Problem: What follows is a listing. Return every line of it exactly.
___
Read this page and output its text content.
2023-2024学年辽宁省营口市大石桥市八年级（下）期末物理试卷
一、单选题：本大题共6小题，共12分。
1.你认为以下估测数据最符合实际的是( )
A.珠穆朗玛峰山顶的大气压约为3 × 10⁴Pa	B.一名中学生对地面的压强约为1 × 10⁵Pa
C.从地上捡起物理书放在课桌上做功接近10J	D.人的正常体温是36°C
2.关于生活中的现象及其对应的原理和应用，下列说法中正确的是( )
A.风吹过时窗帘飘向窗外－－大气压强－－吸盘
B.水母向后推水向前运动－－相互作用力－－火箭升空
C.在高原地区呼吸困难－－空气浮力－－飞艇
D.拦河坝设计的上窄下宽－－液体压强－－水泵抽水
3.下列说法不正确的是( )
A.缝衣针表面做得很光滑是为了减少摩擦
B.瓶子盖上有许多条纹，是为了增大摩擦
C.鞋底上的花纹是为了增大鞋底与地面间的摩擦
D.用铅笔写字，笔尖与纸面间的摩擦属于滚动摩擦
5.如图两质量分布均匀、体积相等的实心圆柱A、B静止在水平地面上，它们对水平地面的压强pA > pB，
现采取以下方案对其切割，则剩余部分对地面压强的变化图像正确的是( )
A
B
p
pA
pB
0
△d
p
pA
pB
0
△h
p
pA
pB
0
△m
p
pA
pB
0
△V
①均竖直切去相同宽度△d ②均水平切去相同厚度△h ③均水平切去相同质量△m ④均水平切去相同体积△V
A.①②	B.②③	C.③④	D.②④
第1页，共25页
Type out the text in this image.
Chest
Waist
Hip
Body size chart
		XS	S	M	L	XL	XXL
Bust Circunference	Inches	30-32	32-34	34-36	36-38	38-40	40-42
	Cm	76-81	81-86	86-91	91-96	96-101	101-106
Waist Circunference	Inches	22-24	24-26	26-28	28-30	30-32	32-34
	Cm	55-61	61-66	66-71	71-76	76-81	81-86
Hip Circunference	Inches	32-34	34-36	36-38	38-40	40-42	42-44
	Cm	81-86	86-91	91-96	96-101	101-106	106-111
___
Task response:
Read this page and output its text content.
2023-2024学年辽宁省营口市大石桥市八年级（下）期末物理试卷
一、单选题：本大题共6小题，共12分。
1.你认为以下估测数据最符合实际的是( )
A.珠穆朗玛峰山顶的大气压约为3 × 10⁴Pa	B.一名中学生对地面的压强约为1 × 10⁵Pa
C.从地上捡起物理书放在课桌上做功接近10J	D.人的正常体温是36°C
2.关于生活中的现象及其对应的原理和应用，下列说法中正确的是( )
A.风吹过时窗帘飘向窗外－－大气压强－－吸盘
B.水母向后推水向前运动－－相互作用力－－火箭升空
C.在高原地区呼吸困难－－空气浮力－－飞艇
D.拦河坝设计的上窄下宽－－液体压强－－水泵抽水
3.下列说法不正确的是( )
A.缝衣针表面做得很光滑是为了减少摩擦
B.瓶子盖上有许多条纹，是为了增大摩擦
C.鞋底上的花纹是为了增大鞋底与地面间的摩擦
D.用铅笔写字，笔尖与纸面间的摩擦属于滚动摩擦
5.如图两质量分布均匀、体积相等的实心圆柱A、B静止在水平地面上，它们对水平地面的压强pA > pB，
现采取以下方案对其切割，则剩余部分对地面压强的变化图像正确的是( )
A
B
p
pA
pB
0
△d
p
pA
pB
0
△h
p
pA
pB
0
△m
p
pA
pB
0
△V
①均竖直切去相同宽度△d ②均水平切去相同厚度△h ③均水平切去相同质量△m ④均水平切去相同体积△V
A.①②	B.②③	C.③④	D.②④
第1页，共25页
Type out the text in this image.
Chest
Waist
Hip
Body size chart
		XS	S	M	L	XL	XXL
Bust Circunference	Inches	30-32	32-34	34-36	36-38	38-40	40-42
	Cm	76-81	81-86	86-91	91-96	96-101	101-106
Waist Circunference	Inches	22-24	24-26	26-28	28-30	30-32	32-34
	Cm	55-61	61-66	66-71	71-76	76-81	81-86
Hip Circunference	Inches	32-34	34-36	36-38	38-40	40-42	42-44
	Cm	81-86	86-91	91-96	96-101	101-106	106-111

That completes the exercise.